WHAT TO WORK ON:
Write out each line from the data below that includes the word "ściany".

|---|

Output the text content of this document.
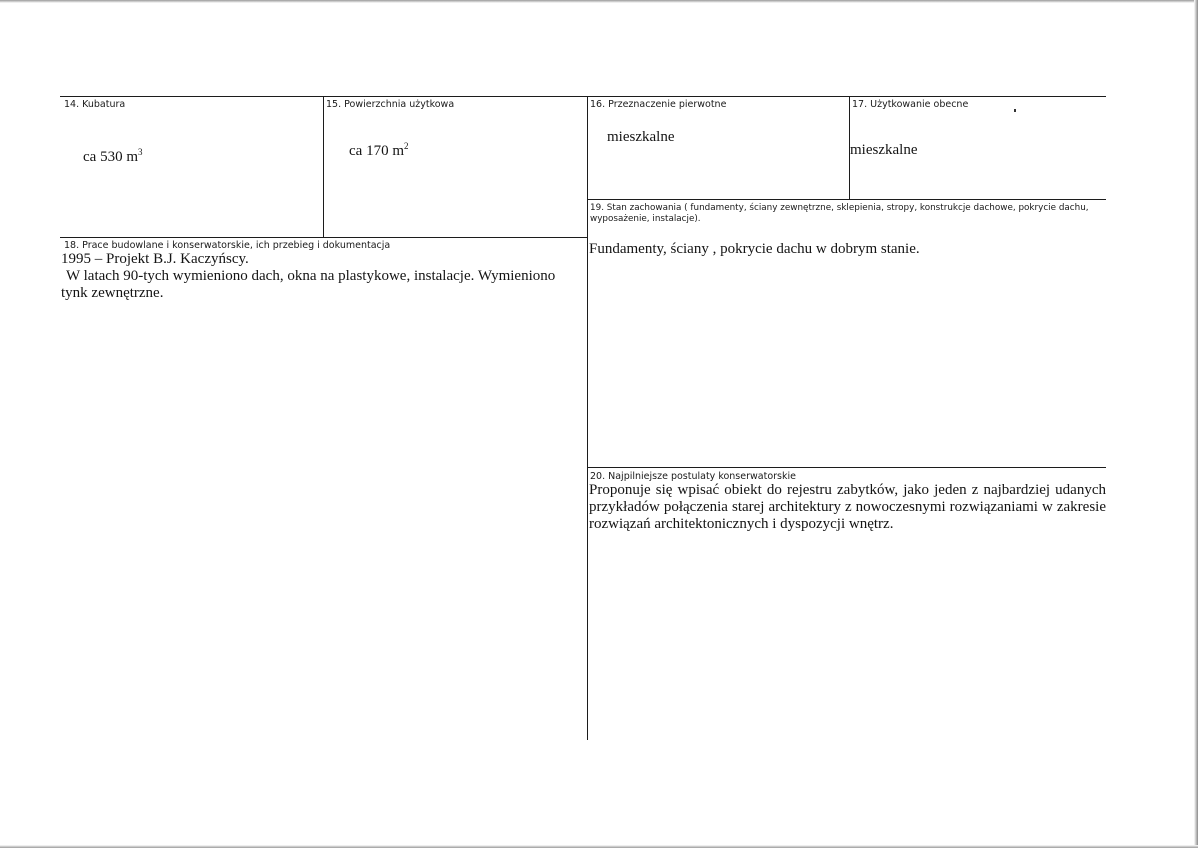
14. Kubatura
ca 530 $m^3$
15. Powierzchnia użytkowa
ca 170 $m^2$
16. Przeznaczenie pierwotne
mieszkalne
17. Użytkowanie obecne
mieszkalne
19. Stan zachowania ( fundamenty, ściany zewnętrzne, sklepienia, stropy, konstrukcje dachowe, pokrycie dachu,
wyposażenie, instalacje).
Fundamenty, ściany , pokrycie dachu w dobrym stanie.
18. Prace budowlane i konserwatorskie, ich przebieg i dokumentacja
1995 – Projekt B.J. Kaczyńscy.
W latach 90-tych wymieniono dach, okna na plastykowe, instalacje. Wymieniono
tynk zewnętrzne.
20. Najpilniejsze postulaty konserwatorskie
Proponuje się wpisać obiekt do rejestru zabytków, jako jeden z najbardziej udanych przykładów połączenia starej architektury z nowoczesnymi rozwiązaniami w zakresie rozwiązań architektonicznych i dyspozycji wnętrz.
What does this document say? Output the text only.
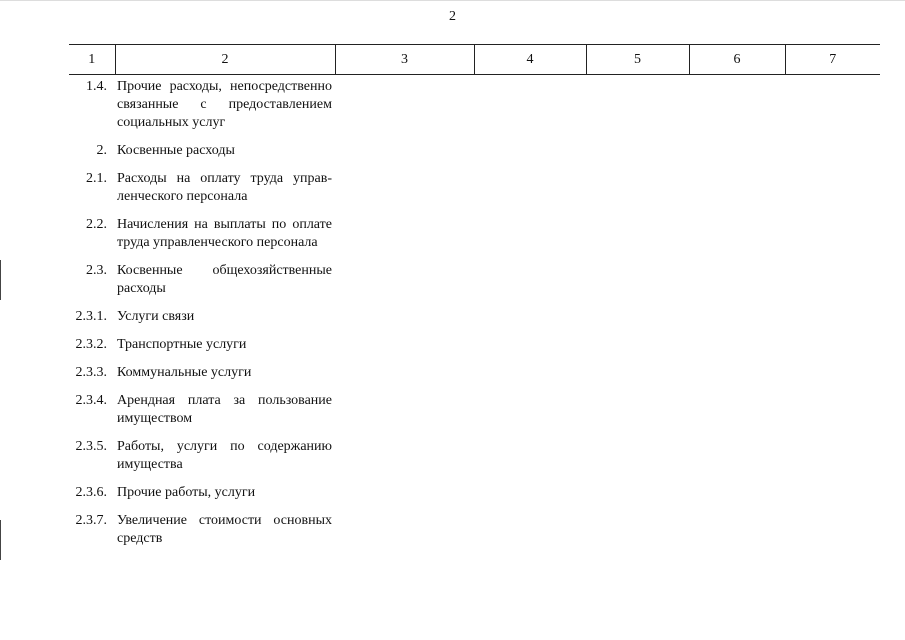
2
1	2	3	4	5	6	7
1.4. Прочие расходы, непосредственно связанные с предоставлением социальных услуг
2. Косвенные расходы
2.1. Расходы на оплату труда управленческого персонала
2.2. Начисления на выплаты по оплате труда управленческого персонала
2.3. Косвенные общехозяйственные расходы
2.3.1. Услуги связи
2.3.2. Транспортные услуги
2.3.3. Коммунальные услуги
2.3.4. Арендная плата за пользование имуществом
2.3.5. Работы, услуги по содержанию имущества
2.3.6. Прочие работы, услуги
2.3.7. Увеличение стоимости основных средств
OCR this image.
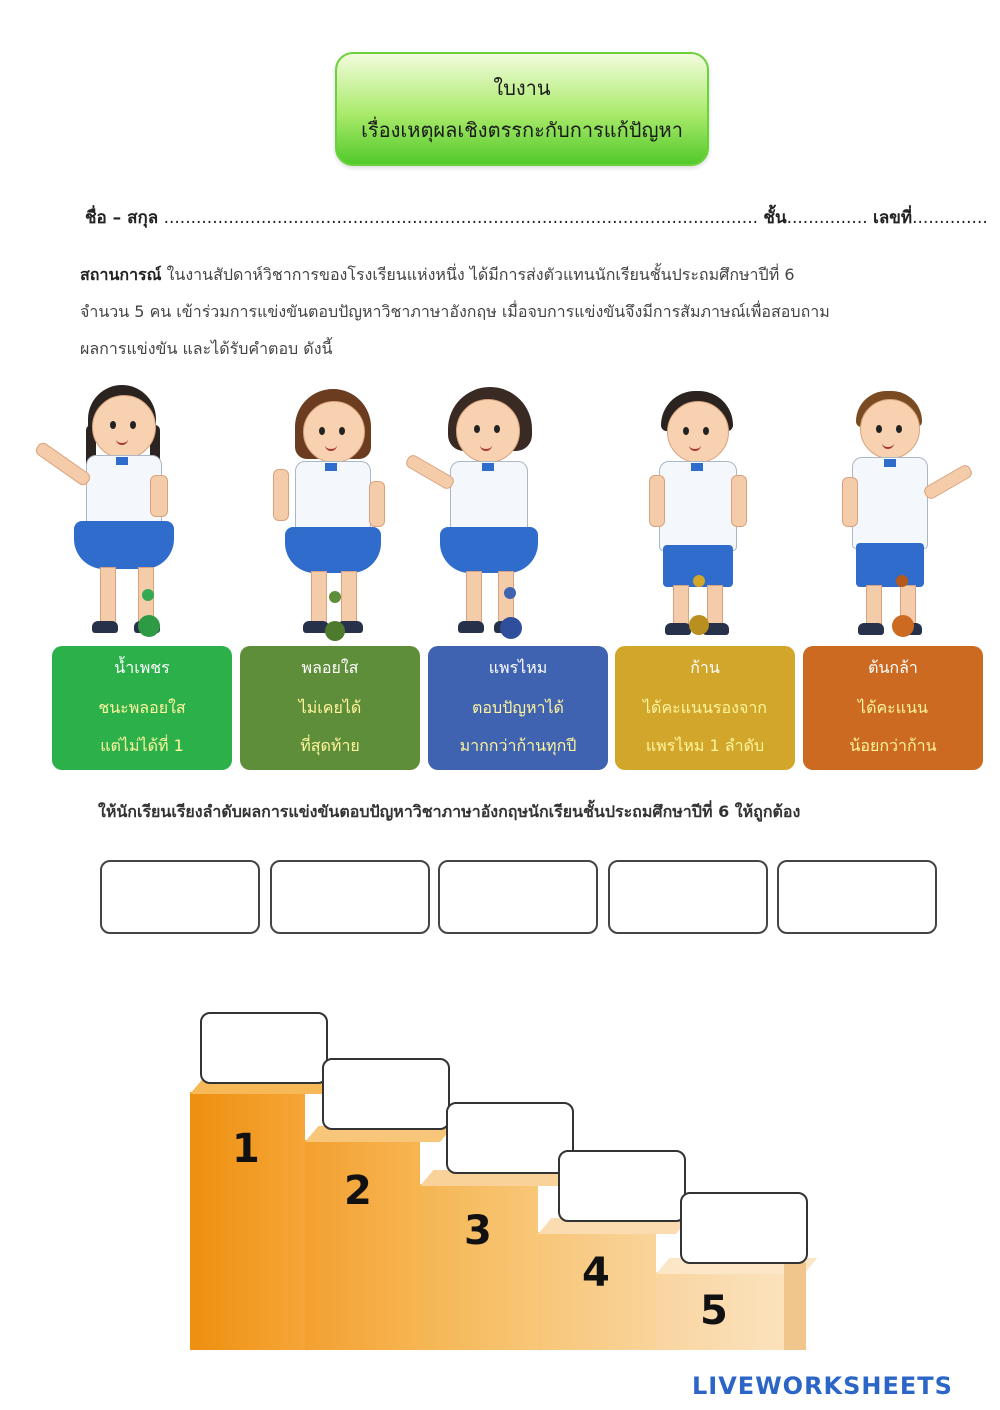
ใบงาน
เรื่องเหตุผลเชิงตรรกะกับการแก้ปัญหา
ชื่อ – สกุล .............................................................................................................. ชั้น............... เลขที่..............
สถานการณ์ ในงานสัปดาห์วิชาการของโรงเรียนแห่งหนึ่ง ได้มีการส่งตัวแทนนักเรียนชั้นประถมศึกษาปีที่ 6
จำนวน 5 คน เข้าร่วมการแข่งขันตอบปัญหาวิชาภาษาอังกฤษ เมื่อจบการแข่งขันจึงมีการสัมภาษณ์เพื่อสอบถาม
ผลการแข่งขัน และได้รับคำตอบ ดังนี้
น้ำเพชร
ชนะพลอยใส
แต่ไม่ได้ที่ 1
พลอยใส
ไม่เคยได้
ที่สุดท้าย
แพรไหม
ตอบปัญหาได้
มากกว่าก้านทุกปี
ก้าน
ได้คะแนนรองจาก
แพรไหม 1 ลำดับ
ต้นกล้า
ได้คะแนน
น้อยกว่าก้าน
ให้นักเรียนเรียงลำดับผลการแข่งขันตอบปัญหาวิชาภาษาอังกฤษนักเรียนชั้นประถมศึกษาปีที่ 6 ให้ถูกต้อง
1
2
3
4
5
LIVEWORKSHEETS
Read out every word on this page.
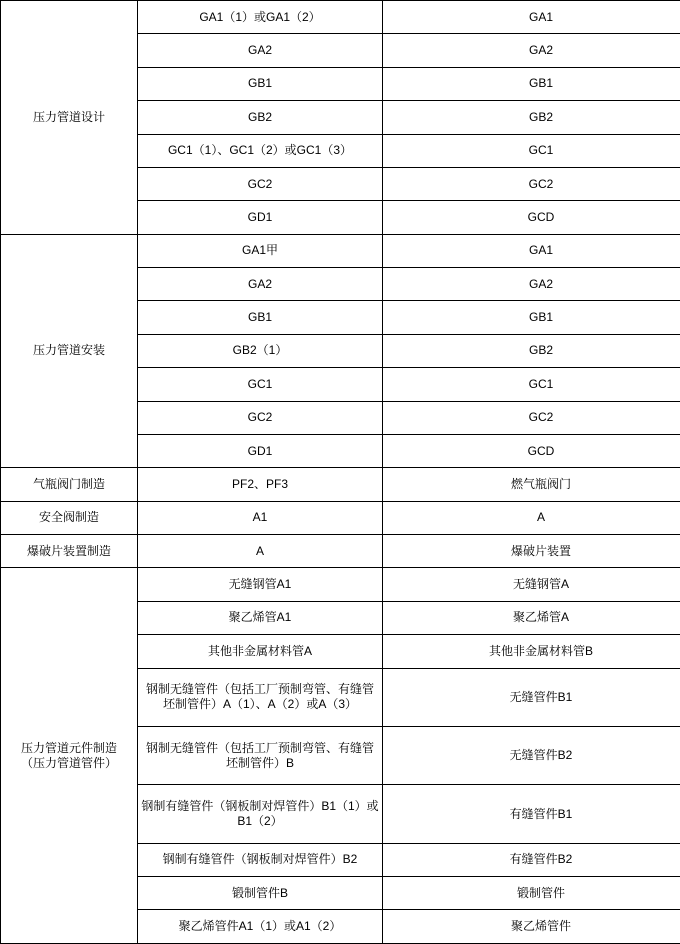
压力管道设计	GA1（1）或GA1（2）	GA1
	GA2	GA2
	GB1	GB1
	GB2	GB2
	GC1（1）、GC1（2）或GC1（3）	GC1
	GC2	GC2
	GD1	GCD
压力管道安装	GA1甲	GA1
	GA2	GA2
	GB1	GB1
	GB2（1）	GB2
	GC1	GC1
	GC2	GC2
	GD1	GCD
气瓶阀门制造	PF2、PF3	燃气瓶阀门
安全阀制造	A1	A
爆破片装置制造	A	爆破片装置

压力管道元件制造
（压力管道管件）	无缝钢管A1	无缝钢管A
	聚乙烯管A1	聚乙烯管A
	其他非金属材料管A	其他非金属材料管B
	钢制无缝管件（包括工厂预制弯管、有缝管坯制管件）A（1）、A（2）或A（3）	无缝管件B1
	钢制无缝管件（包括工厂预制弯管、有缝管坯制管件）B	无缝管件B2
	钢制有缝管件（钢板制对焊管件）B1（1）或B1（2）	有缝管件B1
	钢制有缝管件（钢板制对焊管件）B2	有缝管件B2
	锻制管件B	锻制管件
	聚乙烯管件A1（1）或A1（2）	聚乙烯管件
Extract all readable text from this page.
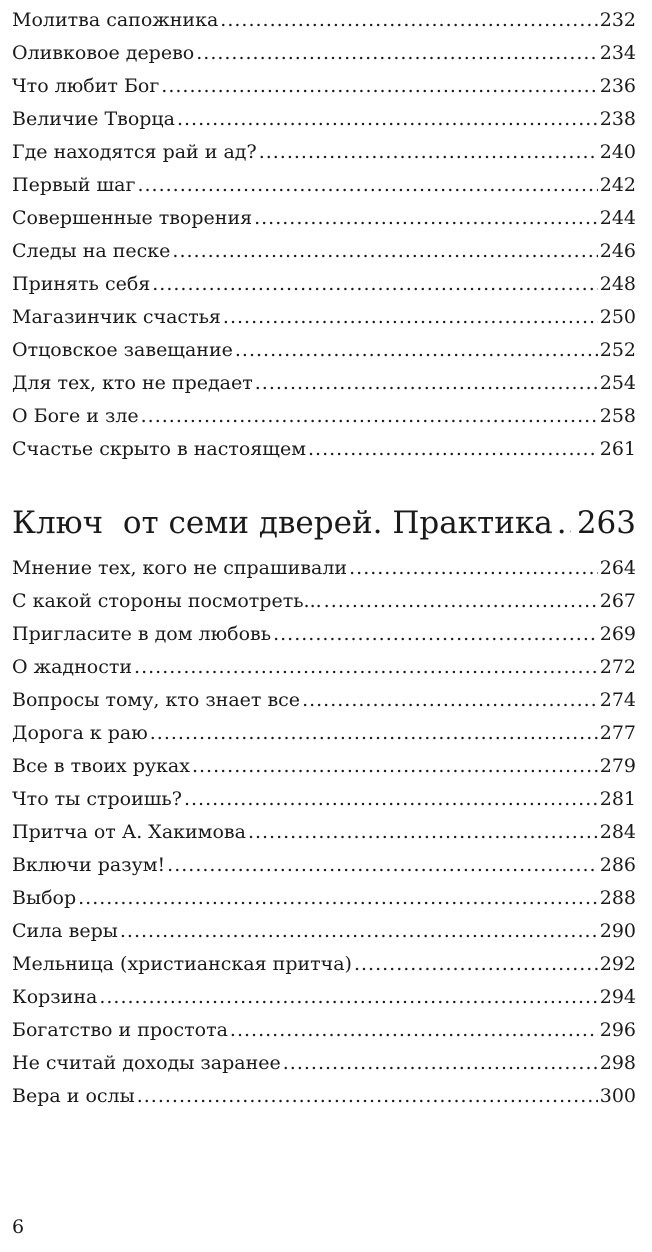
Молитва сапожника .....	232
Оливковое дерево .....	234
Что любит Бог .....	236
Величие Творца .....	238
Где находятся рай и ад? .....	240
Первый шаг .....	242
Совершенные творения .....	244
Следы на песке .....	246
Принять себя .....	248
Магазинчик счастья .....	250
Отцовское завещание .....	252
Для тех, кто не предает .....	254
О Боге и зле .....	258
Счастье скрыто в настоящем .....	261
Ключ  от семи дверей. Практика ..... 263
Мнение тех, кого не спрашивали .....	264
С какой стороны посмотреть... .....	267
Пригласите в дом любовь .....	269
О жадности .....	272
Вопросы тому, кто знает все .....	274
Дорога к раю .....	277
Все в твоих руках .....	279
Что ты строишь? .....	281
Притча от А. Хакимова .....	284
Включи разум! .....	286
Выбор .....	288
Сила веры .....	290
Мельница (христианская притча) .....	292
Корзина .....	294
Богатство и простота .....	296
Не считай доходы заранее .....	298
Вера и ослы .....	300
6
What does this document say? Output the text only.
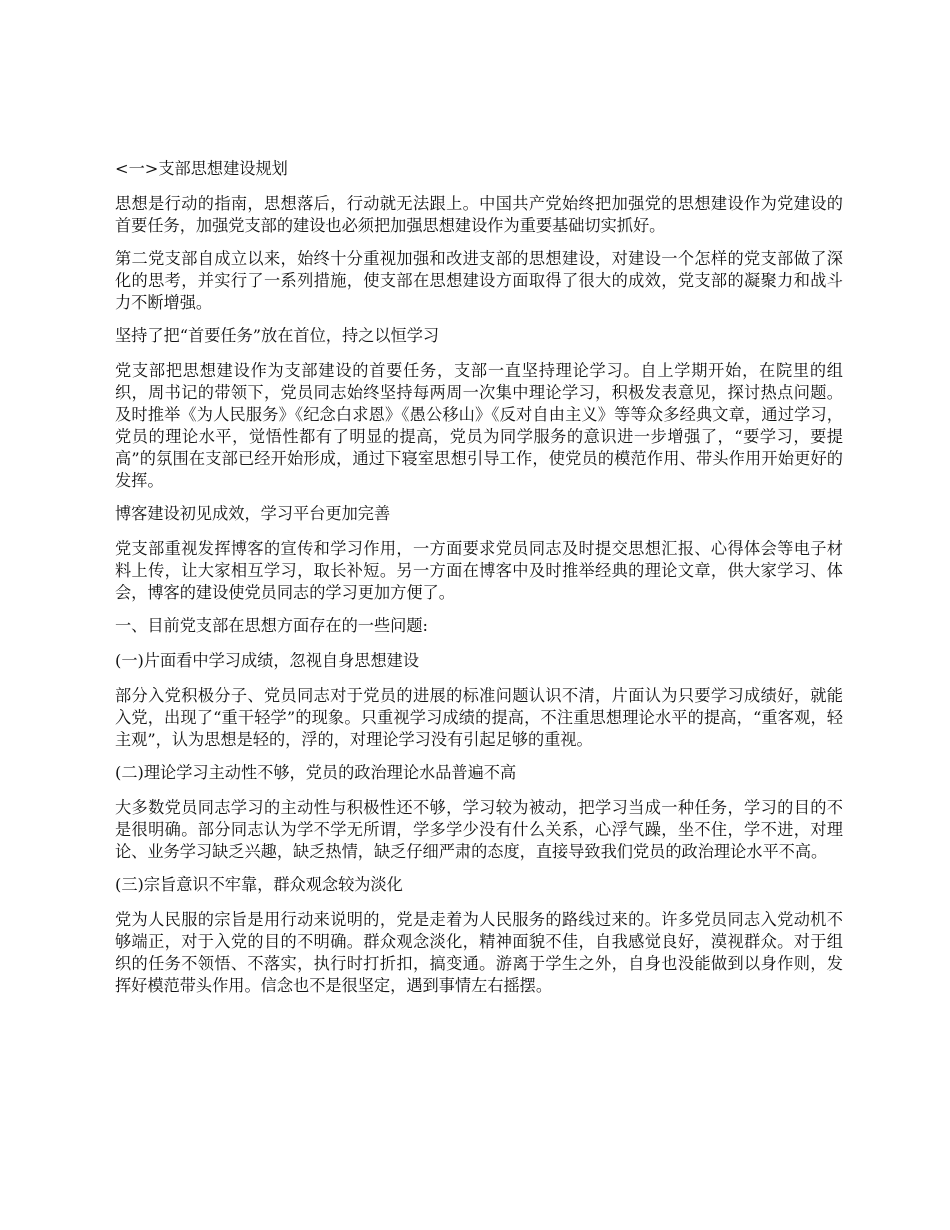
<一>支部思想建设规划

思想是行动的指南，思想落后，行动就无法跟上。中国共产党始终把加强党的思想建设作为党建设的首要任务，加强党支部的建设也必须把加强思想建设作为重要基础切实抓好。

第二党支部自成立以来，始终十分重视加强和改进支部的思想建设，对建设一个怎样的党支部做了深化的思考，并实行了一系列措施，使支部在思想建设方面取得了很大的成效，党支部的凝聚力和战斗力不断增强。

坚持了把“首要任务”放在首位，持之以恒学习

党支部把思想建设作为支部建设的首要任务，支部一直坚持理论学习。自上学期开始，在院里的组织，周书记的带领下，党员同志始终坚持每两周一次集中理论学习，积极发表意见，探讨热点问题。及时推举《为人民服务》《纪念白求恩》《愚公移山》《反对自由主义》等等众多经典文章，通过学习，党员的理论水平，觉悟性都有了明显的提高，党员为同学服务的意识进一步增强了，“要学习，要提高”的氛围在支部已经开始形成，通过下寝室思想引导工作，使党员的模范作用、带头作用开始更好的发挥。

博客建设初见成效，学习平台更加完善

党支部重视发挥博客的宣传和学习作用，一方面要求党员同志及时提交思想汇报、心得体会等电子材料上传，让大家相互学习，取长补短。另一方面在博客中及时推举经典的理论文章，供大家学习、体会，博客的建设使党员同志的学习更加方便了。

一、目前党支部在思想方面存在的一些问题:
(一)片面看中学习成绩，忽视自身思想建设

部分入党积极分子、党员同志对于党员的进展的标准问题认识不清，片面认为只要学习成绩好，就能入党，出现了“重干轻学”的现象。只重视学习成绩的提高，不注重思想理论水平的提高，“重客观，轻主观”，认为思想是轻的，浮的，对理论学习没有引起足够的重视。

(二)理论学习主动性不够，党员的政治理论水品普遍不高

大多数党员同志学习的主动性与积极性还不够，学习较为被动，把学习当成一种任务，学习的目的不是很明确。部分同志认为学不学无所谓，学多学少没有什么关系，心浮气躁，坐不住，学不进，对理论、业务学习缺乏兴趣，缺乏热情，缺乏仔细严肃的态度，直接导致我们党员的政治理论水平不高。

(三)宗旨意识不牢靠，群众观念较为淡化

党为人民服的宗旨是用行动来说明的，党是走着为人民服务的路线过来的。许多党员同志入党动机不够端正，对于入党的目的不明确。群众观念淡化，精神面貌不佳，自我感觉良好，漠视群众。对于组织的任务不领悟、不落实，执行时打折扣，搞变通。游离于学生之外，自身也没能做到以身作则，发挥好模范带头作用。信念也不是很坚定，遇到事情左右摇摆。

|---|

SOLUTION TO THE PROBLEM:
19. Stan zachowania ( fundamenty, ściany zewnętrzne, sklepienia, stropy, konstrukcje dachowe, pokrycie dachu,
Fundamenty, ściany , pokrycie dachu w dobrym stanie.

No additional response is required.